### Given exercise
Skip the pictures. Copy all the rest of the records down exactly.
>> begin Information shown
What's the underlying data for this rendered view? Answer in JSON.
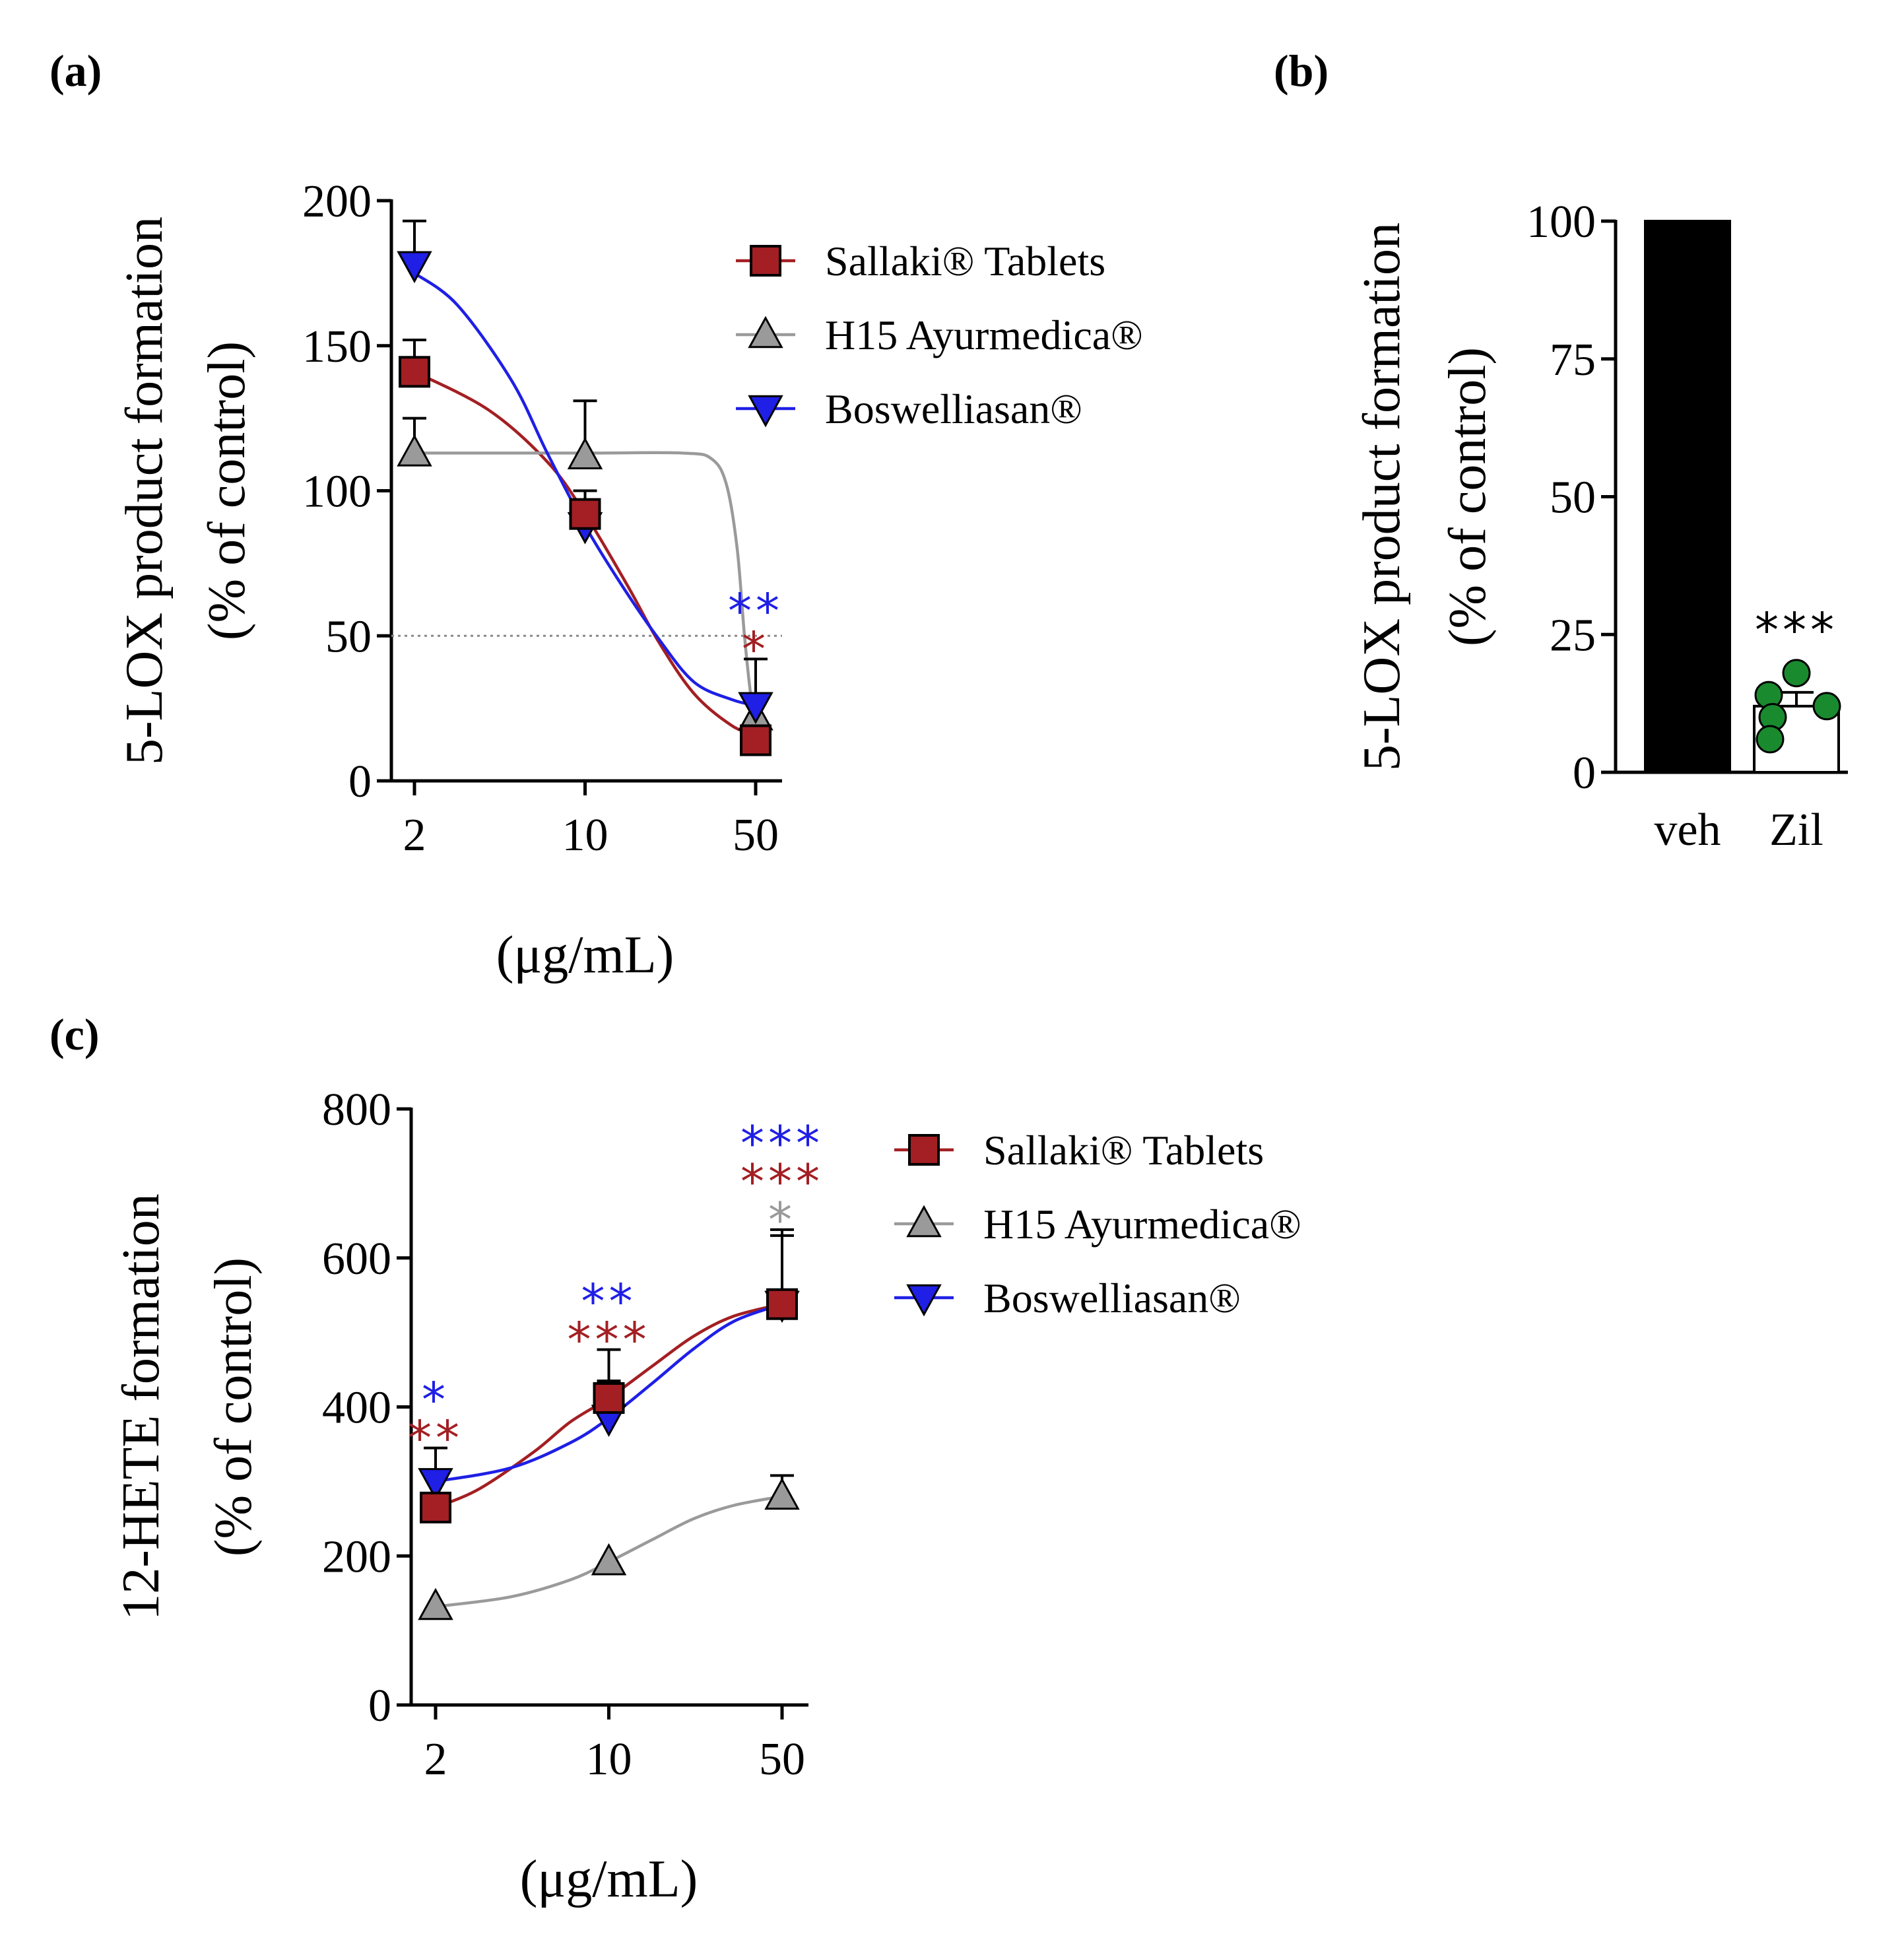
{
  "chart_data": [
    {
      "id": "a",
      "type": "line",
      "panel_label": "(a)",
      "ylabel_line1": "5-LOX product formation",
      "ylabel_line2": "(% of control)",
      "xlabel": "(μg/mL)",
      "x": [
        2,
        10,
        50
      ],
      "x_tick_labels": [
        "2",
        "10",
        "50"
      ],
      "x_scale": "log",
      "ylim": [
        0,
        200
      ],
      "y_ticks": [
        0,
        50,
        100,
        150,
        200
      ],
      "reference_line": 50,
      "series": [
        {
          "name": "Sallaki® Tablets",
          "color": "#a31f23",
          "marker": "square",
          "values": [
            141,
            92,
            14
          ],
          "errors": [
            11,
            8,
            0
          ],
          "fit": [
            [
              2,
              141
            ],
            [
              4,
              128
            ],
            [
              7,
              110
            ],
            [
              10,
              92
            ],
            [
              15,
              67
            ],
            [
              20,
              48
            ],
            [
              28,
              30
            ],
            [
              40,
              19
            ],
            [
              50,
              16
            ]
          ]
        },
        {
          "name": "H15 Ayurmedica®",
          "color": "#9a9a9a",
          "marker": "triangle-up",
          "values": [
            113,
            112,
            22
          ],
          "errors": [
            12,
            19,
            0
          ],
          "fit": [
            [
              2,
              113
            ],
            [
              10,
              113
            ],
            [
              25,
              113
            ],
            [
              33,
              111
            ],
            [
              38,
              102
            ],
            [
              42,
              80
            ],
            [
              45,
              50
            ],
            [
              48,
              28
            ],
            [
              50,
              22
            ]
          ]
        },
        {
          "name": "Boswelliasan®",
          "color": "#1f1fe6",
          "marker": "triangle-down",
          "values": [
            178,
            88,
            26
          ],
          "errors": [
            15,
            0,
            16
          ],
          "fit": [
            [
              2,
              175
            ],
            [
              3,
              164
            ],
            [
              5,
              138
            ],
            [
              7,
              113
            ],
            [
              10,
              88
            ],
            [
              14,
              68
            ],
            [
              20,
              49
            ],
            [
              28,
              34
            ],
            [
              40,
              28
            ],
            [
              50,
              26
            ]
          ]
        }
      ],
      "annotations": [
        {
          "text": "**",
          "color": "#1f1fe6",
          "x": 50,
          "series": "Boswelliasan®"
        },
        {
          "text": "*",
          "color": "#a31f23",
          "x": 50,
          "series": "Sallaki® Tablets"
        }
      ]
    },
    {
      "id": "b",
      "type": "bar",
      "panel_label": "(b)",
      "ylabel_line1": "5-LOX product formation",
      "ylabel_line2": "(% of control)",
      "categories": [
        "veh",
        "Zil"
      ],
      "values": [
        100,
        12
      ],
      "error": [
        0,
        2.5
      ],
      "bar_colors": [
        "#000000",
        "#ffffff"
      ],
      "points": [
        [],
        [
          18,
          14,
          12,
          10,
          6
        ]
      ],
      "point_color": "#1a8a2e",
      "ylim": [
        0,
        100
      ],
      "y_ticks": [
        0,
        25,
        50,
        75,
        100
      ],
      "annotations": [
        {
          "text": "***",
          "category": "Zil"
        }
      ]
    },
    {
      "id": "c",
      "type": "line",
      "panel_label": "(c)",
      "ylabel_line1": "12-HETE formation",
      "ylabel_line2": "(% of control)",
      "xlabel": "(μg/mL)",
      "x": [
        2,
        10,
        50
      ],
      "x_tick_labels": [
        "2",
        "10",
        "50"
      ],
      "x_scale": "log",
      "ylim": [
        0,
        800
      ],
      "y_ticks": [
        0,
        200,
        400,
        600,
        800
      ],
      "series": [
        {
          "name": "Sallaki® Tablets",
          "color": "#a31f23",
          "marker": "square",
          "values": [
            265,
            412,
            538
          ],
          "errors": [
            0,
            65,
            100
          ],
          "fit": [
            [
              2,
              265
            ],
            [
              3,
              290
            ],
            [
              5,
              340
            ],
            [
              7,
              380
            ],
            [
              10,
              412
            ],
            [
              15,
              455
            ],
            [
              22,
              495
            ],
            [
              32,
              522
            ],
            [
              50,
              538
            ]
          ]
        },
        {
          "name": "H15 Ayurmedica®",
          "color": "#9a9a9a",
          "marker": "triangle-up",
          "values": [
            132,
            192,
            280
          ],
          "errors": [
            0,
            0,
            28
          ],
          "fit": [
            [
              2,
              132
            ],
            [
              4,
              145
            ],
            [
              7,
              168
            ],
            [
              10,
              192
            ],
            [
              15,
              222
            ],
            [
              22,
              250
            ],
            [
              32,
              268
            ],
            [
              50,
              280
            ]
          ]
        },
        {
          "name": "Boswelliasan®",
          "color": "#1f1fe6",
          "marker": "triangle-down",
          "values": [
            300,
            385,
            538
          ],
          "errors": [
            45,
            50,
            92
          ],
          "fit": [
            [
              2,
              300
            ],
            [
              4,
              318
            ],
            [
              7,
              352
            ],
            [
              10,
              385
            ],
            [
              15,
              432
            ],
            [
              22,
              478
            ],
            [
              32,
              515
            ],
            [
              50,
              538
            ]
          ]
        }
      ],
      "annotations": [
        {
          "text": "*",
          "color": "#1f1fe6",
          "x": 2,
          "series": "Boswelliasan®"
        },
        {
          "text": "**",
          "color": "#a31f23",
          "x": 2,
          "series": "Sallaki® Tablets"
        },
        {
          "text": "**",
          "color": "#1f1fe6",
          "x": 10,
          "series": "Boswelliasan®"
        },
        {
          "text": "***",
          "color": "#a31f23",
          "x": 10,
          "series": "Sallaki® Tablets"
        },
        {
          "text": "***",
          "color": "#1f1fe6",
          "x": 50,
          "series": "Boswelliasan®"
        },
        {
          "text": "***",
          "color": "#a31f23",
          "x": 50,
          "series": "Sallaki® Tablets"
        },
        {
          "text": "*",
          "color": "#9a9a9a",
          "x": 50,
          "series": "H15 Ayurmedica®"
        }
      ]
    }
  ]
}
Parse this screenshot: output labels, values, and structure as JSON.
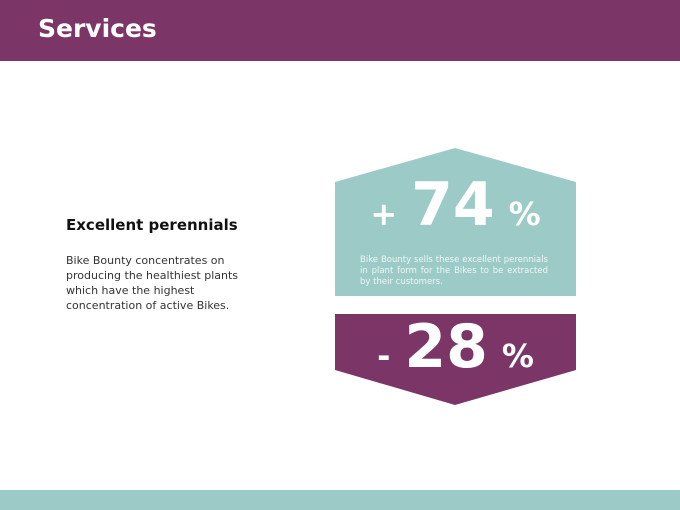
{
  "header": {
    "title": "Services"
  },
  "left": {
    "heading": "Excellent perennials",
    "body": "Bike Bounty concentrates on producing the healthiest plants which have the highest concentration of active Bikes."
  },
  "stats": [
    {
      "sign": "+",
      "value": 74,
      "unit": "%",
      "text": "Bike Bounty sells these excellent perennials in plant form for the Bikes to be extracted by their customers."
    },
    {
      "sign": "-",
      "value": 28,
      "unit": "%"
    }
  ]
}
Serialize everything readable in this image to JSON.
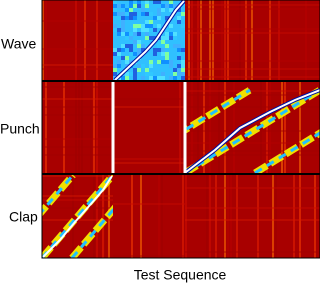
{
  "labels": {
    "rows": [
      "Wave",
      "Punch",
      "Clap"
    ],
    "x_axis": "Test Sequence"
  }
}
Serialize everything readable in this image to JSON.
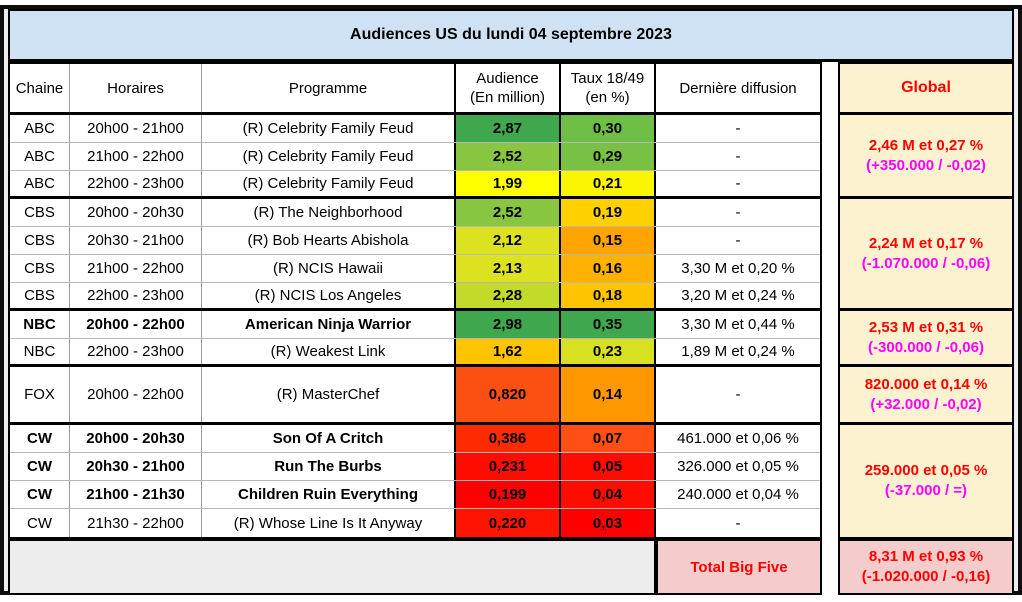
>> end Information shown
### Answer in full
What's the underlying data for this rendered view? Answer in JSON.
{
  "chart_data": [
    {
      "id": "a",
      "type": "line",
      "panel_label": "(a)",
      "ylabel_line1": "5-LOX product formation",
      "ylabel_line2": "(% of control)",
      "xlabel": "(μg/mL)",
      "x": [
        2,
        10,
        50
      ],
      "x_tick_labels": [
        "2",
        "10",
        "50"
      ],
      "x_scale": "log",
      "ylim": [
        0,
        200
      ],
      "y_ticks": [
        0,
        50,
        100,
        150,
        200
      ],
      "reference_line": 50,
      "series": [
        {
          "name": "Sallaki® Tablets",
          "color": "#a31f23",
          "marker": "square",
          "values": [
            141,
            92,
            14
          ],
          "errors": [
            11,
            8,
            0
          ],
          "fit": [
            [
              2,
              141
            ],
            [
              4,
              128
            ],
            [
              7,
              110
            ],
            [
              10,
              92
            ],
            [
              15,
              67
            ],
            [
              20,
              48
            ],
            [
              28,
              30
            ],
            [
              40,
              19
            ],
            [
              50,
              16
            ]
          ]
        },
        {
          "name": "H15 Ayurmedica®",
          "color": "#9a9a9a",
          "marker": "triangle-up",
          "values": [
            113,
            112,
            22
          ],
          "errors": [
            12,
            19,
            0
          ],
          "fit": [
            [
              2,
              113
            ],
            [
              10,
              113
            ],
            [
              25,
              113
            ],
            [
              33,
              111
            ],
            [
              38,
              102
            ],
            [
              42,
              80
            ],
            [
              45,
              50
            ],
            [
              48,
              28
            ],
            [
              50,
              22
            ]
          ]
        },
        {
          "name": "Boswelliasan®",
          "color": "#1f1fe6",
          "marker": "triangle-down",
          "values": [
            178,
            88,
            26
          ],
          "errors": [
            15,
            0,
            16
          ],
          "fit": [
            [
              2,
              175
            ],
            [
              3,
              164
            ],
            [
              5,
              138
            ],
            [
              7,
              113
            ],
            [
              10,
              88
            ],
            [
              14,
              68
            ],
            [
              20,
              49
            ],
            [
              28,
              34
            ],
            [
              40,
              28
            ],
            [
              50,
              26
            ]
          ]
        }
      ],
      "annotations": [
        {
          "text": "**",
          "color": "#1f1fe6",
          "x": 50,
          "series": "Boswelliasan®"
        },
        {
          "text": "*",
          "color": "#a31f23",
          "x": 50,
          "series": "Sallaki® Tablets"
        }
      ]
    },
    {
      "id": "b",
      "type": "bar",
      "panel_label": "(b)",
      "ylabel_line1": "5-LOX product formation",
      "ylabel_line2": "(% of control)",
      "categories": [
        "veh",
        "Zil"
      ],
      "values": [
        100,
        12
      ],
      "error": [
        0,
        2.5
      ],
      "bar_colors": [
        "#000000",
        "#ffffff"
      ],
      "points": [
        [],
        [
          18,
          14,
          12,
          10,
          6
        ]
      ],
      "point_color": "#1a8a2e",
      "ylim": [
        0,
        100
      ],
      "y_ticks": [
        0,
        25,
        50,
        75,
        100
      ],
      "annotations": [
        {
          "text": "***",
          "category": "Zil"
        }
      ]
    },
    {
      "id": "c",
      "type": "line",
      "panel_label": "(c)",
      "ylabel_line1": "12-HETE formation",
      "ylabel_line2": "(% of control)",
      "xlabel": "(μg/mL)",
      "x": [
        2,
        10,
        50
      ],
      "x_tick_labels": [
        "2",
        "10",
        "50"
      ],
      "x_scale": "log",
      "ylim": [
        0,
        800
      ],
      "y_ticks": [
        0,
        200,
        400,
        600,
        800
      ],
      "series": [
        {
          "name": "Sallaki® Tablets",
          "color": "#a31f23",
          "marker": "square",
          "values": [
            265,
            412,
            538
          ],
          "errors": [
            0,
            65,
            100
          ],
          "fit": [
            [
              2,
              265
            ],
            [
              3,
              290
            ],
            [
              5,
              340
            ],
            [
              7,
              380
            ],
            [
              10,
              412
            ],
            [
              15,
              455
            ],
            [
              22,
              495
            ],
            [
              32,
              522
            ],
            [
              50,
              538
            ]
          ]
        },
        {
          "name": "H15 Ayurmedica®",
          "color": "#9a9a9a",
          "marker": "triangle-up",
          "values": [
            132,
            192,
            280
          ],
          "errors": [
            0,
            0,
            28
          ],
          "fit": [
            [
              2,
              132
            ],
            [
              4,
              145
            ],
            [
              7,
              168
            ],
            [
              10,
              192
            ],
            [
              15,
              222
            ],
            [
              22,
              250
            ],
            [
              32,
              268
            ],
            [
              50,
              280
            ]
          ]
        },
        {
          "name": "Boswelliasan®",
          "color": "#1f1fe6",
          "marker": "triangle-down",
          "values": [
            300,
            385,
            538
          ],
          "errors": [
            45,
            50,
            92
          ],
          "fit": [
            [
              2,
              300
            ],
            [
              4,
              318
            ],
            [
              7,
              352
            ],
            [
              10,
              385
            ],
            [
              15,
              432
            ],
            [
              22,
              478
            ],
            [
              32,
              515
            ],
            [
              50,
              538
            ]
          ]
        }
      ],
      "annotations": [
        {
          "text": "*",
          "color": "#1f1fe6",
          "x": 2,
          "series": "Boswelliasan®"
        },
        {
          "text": "**",
          "color": "#a31f23",
          "x": 2,
          "series": "Sallaki® Tablets"
        },
        {
          "text": "**",
          "color": "#1f1fe6",
          "x": 10,
          "series": "Boswelliasan®"
        },
        {
          "text": "***",
          "color": "#a31f23",
          "x": 10,
          "series": "Sallaki® Tablets"
        },
        {
          "text": "***",
          "color": "#1f1fe6",
          "x": 50,
          "series": "Boswelliasan®"
        },
        {
          "text": "***",
          "color": "#a31f23",
          "x": 50,
          "series": "Sallaki® Tablets"
        },
        {
          "text": "*",
          "color": "#9a9a9a",
          "x": 50,
          "series": "H15 Ayurmedica®"
        }
      ]
    }
  ]
}
Parse this screenshot: output labels, values, and structure as JSON.
{
  "header": {
    "title": "Services"
  },
  "left": {
    "heading": "Excellent perennials",
    "body": "Bike Bounty concentrates on producing the healthiest plants which have the highest concentration of active Bikes."
  },
  "stats": [
    {
      "sign": "+",
      "value": 74,
      "unit": "%",
      "text": "Bike Bounty sells these excellent perennials in plant form for the Bikes to be extracted by their customers."
    },
    {
      "sign": "-",
      "value": 28,
      "unit": "%"
    }
  ]
}
Serialize everything readable in this image to JSON.
{
  "labels": {
    "rows": [
      "Wave",
      "Punch",
      "Clap"
    ],
    "x_axis": "Test Sequence"
  }
}
Serialize everything readable in this image to JSON.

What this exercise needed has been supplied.